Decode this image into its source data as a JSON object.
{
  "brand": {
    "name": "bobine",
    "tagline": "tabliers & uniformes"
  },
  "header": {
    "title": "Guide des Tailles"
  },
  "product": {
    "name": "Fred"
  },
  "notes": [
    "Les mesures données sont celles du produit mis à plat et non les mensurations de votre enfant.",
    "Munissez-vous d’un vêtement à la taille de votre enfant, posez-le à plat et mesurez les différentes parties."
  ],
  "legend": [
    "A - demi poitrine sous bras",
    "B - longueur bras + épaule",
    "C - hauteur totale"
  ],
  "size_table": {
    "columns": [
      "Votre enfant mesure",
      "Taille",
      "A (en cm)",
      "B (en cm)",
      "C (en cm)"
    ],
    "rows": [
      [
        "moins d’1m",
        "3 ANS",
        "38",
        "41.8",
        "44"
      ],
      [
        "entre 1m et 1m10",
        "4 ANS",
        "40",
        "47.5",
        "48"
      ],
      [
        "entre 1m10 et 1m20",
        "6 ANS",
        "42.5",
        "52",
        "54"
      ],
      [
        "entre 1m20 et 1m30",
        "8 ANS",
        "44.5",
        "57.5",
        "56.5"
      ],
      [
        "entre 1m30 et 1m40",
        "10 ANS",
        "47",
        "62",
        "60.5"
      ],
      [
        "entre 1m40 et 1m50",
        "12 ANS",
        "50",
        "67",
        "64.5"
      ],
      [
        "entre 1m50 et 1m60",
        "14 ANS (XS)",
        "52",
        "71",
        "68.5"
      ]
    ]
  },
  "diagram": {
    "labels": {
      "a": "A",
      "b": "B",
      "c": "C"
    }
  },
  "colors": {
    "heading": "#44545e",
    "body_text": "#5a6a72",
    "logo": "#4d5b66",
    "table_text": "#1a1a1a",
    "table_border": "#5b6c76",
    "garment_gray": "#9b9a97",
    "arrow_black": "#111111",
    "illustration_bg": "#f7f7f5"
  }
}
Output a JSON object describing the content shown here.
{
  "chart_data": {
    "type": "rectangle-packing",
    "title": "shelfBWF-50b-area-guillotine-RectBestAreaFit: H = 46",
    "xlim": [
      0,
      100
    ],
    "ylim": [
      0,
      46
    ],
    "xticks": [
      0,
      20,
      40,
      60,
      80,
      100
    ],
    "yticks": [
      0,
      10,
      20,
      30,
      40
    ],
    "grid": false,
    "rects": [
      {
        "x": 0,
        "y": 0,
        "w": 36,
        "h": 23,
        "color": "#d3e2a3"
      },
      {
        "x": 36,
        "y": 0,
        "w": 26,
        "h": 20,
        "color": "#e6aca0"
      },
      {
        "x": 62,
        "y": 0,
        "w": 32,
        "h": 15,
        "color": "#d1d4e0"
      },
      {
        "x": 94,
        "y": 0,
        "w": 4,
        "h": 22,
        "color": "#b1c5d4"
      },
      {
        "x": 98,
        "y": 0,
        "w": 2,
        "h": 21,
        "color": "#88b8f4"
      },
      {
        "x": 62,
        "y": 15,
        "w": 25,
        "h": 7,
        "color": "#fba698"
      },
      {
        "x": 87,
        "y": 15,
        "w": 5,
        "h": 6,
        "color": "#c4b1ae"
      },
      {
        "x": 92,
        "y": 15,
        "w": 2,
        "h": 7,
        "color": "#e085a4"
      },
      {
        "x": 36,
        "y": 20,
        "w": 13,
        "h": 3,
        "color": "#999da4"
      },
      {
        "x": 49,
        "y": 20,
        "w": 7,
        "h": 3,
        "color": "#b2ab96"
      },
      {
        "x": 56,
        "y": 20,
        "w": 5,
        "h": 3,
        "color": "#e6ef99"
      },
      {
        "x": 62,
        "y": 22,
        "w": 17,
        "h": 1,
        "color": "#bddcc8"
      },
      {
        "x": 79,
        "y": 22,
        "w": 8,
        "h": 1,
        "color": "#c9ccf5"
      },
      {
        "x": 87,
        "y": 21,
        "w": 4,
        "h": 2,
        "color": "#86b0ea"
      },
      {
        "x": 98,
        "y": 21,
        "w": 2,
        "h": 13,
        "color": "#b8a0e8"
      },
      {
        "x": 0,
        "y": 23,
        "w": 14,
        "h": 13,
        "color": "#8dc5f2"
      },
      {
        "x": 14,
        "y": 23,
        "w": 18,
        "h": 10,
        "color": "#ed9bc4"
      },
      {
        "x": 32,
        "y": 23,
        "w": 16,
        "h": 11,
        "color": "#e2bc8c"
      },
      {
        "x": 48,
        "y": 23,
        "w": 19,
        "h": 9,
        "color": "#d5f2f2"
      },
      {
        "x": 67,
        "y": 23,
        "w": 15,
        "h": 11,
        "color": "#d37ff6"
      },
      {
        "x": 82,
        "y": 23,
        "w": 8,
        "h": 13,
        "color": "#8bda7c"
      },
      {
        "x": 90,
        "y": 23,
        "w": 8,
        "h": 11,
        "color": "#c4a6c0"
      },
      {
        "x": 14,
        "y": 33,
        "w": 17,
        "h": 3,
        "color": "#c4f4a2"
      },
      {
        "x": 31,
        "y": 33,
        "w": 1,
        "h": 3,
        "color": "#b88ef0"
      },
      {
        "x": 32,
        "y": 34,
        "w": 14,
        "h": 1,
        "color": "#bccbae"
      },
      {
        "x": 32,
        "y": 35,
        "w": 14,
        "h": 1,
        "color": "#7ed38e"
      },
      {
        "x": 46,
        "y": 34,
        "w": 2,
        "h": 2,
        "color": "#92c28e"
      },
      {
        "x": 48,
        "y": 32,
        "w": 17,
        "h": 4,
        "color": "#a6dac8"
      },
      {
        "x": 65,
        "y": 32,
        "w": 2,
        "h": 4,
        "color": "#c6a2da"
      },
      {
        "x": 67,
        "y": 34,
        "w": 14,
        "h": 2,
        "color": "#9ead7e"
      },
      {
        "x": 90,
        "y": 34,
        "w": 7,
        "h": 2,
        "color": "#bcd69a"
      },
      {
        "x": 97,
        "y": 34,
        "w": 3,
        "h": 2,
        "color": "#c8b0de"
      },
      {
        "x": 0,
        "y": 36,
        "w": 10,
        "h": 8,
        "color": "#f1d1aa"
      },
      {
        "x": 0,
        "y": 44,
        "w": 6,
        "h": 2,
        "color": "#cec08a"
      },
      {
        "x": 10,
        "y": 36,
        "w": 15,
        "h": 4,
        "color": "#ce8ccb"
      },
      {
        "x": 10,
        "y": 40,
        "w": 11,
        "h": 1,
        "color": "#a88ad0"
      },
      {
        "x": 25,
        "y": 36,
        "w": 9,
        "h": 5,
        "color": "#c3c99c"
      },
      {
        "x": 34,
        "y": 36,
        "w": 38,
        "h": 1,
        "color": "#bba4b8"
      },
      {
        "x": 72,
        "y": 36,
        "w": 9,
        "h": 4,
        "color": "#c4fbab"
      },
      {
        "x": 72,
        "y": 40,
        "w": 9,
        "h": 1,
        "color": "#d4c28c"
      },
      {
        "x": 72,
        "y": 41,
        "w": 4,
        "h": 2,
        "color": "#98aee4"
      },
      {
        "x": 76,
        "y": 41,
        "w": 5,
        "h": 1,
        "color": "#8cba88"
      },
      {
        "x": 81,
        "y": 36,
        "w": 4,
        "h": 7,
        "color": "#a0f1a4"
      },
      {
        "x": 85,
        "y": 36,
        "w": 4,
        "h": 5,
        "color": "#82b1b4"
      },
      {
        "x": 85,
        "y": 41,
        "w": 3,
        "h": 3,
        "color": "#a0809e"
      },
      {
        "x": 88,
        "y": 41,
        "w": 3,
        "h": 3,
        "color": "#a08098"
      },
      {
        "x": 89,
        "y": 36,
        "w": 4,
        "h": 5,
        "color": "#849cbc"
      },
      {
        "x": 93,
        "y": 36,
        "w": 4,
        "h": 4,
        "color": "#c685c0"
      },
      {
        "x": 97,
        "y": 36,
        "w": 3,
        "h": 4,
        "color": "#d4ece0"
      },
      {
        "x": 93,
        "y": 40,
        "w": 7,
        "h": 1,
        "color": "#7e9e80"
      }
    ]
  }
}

Task requirements:
Pick out the lines that include the word "enfant" and write them out.

Worked solution:
    "Les mesures données sont celles du produit mis à plat et non les mensurations de votre enfant.",
    "Munissez-vous d’un vêtement à la taille de votre enfant, posez-le à plat et mesurez les différentes parties."
      "Votre enfant mesure",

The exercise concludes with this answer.